**CHALLENGE:**
Review the material line by line. Identify and copy every line that contains the string "ideal".
— START INPUT DATA —
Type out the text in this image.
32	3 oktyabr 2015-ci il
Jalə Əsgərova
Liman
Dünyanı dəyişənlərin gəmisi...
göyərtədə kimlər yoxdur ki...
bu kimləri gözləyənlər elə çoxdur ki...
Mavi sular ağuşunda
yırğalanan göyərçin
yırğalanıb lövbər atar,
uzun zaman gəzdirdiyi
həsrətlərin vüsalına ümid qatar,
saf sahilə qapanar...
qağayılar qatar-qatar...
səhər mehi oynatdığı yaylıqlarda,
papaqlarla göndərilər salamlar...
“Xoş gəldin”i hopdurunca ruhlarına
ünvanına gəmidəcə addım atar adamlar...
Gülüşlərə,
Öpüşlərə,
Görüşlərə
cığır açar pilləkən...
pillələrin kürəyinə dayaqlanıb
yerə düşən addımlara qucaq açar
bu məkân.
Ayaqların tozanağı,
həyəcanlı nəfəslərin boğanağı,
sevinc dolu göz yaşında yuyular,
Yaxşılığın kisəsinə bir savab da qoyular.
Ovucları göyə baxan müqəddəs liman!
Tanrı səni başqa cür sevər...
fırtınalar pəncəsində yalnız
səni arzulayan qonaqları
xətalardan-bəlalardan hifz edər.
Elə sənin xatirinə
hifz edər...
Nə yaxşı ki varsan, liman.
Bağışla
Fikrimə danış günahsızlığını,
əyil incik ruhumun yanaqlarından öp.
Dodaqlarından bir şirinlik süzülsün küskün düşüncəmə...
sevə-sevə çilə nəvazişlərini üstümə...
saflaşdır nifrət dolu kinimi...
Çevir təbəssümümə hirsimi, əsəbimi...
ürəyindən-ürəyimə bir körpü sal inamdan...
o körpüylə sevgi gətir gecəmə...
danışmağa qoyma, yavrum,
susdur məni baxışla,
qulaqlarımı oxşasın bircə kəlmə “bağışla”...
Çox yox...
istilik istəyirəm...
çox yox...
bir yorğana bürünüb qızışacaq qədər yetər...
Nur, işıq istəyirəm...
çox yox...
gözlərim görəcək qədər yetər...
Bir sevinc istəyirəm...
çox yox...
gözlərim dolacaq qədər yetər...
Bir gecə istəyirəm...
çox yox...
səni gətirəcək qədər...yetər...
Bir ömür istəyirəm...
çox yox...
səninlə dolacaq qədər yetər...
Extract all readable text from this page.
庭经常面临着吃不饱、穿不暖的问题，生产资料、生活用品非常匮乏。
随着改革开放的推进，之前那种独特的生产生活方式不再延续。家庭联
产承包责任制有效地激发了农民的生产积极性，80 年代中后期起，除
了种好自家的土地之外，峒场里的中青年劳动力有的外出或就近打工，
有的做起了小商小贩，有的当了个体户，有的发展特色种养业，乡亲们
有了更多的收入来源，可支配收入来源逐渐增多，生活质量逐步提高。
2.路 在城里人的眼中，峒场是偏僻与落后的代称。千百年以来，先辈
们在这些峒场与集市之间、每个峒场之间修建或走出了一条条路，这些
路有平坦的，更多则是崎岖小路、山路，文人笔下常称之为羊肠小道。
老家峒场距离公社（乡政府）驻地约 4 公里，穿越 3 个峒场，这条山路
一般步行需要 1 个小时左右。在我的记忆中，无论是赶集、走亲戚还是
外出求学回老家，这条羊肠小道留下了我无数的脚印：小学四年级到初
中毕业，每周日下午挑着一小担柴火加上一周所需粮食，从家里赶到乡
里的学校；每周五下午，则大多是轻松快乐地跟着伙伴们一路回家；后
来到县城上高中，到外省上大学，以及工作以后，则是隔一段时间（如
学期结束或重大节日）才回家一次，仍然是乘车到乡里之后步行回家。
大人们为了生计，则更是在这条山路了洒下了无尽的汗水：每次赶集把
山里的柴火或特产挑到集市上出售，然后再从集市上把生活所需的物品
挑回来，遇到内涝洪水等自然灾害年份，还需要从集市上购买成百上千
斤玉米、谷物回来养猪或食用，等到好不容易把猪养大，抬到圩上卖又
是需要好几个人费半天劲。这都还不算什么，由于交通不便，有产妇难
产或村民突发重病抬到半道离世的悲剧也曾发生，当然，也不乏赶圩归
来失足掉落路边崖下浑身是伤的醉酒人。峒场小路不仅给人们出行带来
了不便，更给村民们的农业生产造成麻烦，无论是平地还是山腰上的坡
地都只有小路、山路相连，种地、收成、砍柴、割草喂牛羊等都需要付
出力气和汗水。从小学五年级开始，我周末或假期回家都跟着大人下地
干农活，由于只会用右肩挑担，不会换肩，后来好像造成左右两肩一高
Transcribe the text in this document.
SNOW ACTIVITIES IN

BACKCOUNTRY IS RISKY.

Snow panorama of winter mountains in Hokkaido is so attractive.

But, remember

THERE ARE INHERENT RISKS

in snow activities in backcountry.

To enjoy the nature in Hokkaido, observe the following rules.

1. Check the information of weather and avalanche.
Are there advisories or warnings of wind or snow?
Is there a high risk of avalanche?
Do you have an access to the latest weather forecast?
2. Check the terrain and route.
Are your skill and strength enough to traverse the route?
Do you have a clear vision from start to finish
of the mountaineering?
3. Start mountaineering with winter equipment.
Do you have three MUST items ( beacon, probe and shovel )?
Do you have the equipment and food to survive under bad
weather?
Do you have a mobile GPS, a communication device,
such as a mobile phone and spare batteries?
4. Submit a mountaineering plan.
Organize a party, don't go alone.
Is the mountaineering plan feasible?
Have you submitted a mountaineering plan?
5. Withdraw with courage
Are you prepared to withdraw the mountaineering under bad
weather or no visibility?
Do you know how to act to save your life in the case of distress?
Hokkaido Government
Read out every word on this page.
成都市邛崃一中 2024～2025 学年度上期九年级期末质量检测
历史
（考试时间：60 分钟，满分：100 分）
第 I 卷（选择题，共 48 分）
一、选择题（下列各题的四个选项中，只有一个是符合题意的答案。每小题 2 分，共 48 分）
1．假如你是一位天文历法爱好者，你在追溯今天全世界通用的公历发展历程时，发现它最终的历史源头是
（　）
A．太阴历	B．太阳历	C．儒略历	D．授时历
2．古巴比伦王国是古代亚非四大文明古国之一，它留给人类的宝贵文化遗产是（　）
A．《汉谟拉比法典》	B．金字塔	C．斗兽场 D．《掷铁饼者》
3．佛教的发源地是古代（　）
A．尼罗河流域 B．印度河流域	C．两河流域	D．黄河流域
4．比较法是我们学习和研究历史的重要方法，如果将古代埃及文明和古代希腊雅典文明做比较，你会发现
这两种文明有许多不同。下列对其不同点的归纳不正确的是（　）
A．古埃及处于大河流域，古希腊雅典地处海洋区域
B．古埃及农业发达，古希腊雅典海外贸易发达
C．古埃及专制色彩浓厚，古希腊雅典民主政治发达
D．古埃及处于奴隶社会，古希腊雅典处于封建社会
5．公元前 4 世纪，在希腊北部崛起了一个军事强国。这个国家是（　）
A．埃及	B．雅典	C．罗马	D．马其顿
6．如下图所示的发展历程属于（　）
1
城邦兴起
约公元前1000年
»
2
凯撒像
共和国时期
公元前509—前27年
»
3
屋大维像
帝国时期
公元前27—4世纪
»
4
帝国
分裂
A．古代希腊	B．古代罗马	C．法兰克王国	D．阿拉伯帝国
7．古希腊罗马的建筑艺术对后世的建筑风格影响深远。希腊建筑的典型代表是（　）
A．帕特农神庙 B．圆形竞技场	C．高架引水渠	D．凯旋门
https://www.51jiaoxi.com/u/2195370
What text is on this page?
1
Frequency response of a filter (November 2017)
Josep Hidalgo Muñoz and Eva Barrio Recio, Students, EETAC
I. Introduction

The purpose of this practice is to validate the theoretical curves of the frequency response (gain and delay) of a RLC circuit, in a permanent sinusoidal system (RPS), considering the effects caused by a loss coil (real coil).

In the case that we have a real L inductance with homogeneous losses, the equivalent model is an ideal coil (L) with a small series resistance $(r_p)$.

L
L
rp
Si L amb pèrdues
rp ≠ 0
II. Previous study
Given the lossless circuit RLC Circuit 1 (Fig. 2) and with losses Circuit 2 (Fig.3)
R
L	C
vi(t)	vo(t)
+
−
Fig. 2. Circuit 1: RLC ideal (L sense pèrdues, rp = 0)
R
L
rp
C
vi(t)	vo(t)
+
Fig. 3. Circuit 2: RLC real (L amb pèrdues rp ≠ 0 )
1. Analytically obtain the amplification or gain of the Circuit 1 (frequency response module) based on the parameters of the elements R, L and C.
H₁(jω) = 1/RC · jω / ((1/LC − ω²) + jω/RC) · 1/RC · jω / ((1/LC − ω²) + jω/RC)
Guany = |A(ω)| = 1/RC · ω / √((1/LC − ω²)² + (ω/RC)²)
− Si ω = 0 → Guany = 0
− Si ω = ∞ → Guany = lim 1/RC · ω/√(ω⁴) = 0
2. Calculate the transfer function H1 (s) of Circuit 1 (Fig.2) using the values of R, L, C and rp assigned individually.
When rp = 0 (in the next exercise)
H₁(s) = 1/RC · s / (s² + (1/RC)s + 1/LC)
— END INPUT DATA —
**RESPONSE TO THIS EXERCISE:**
In the case that we have a real L inductance with homogeneous losses, the equivalent model is an ideal coil (L) with a small series resistance $(r_p)$.
Fig. 2. Circuit 1: RLC ideal (L sense pèrdues, rp = 0)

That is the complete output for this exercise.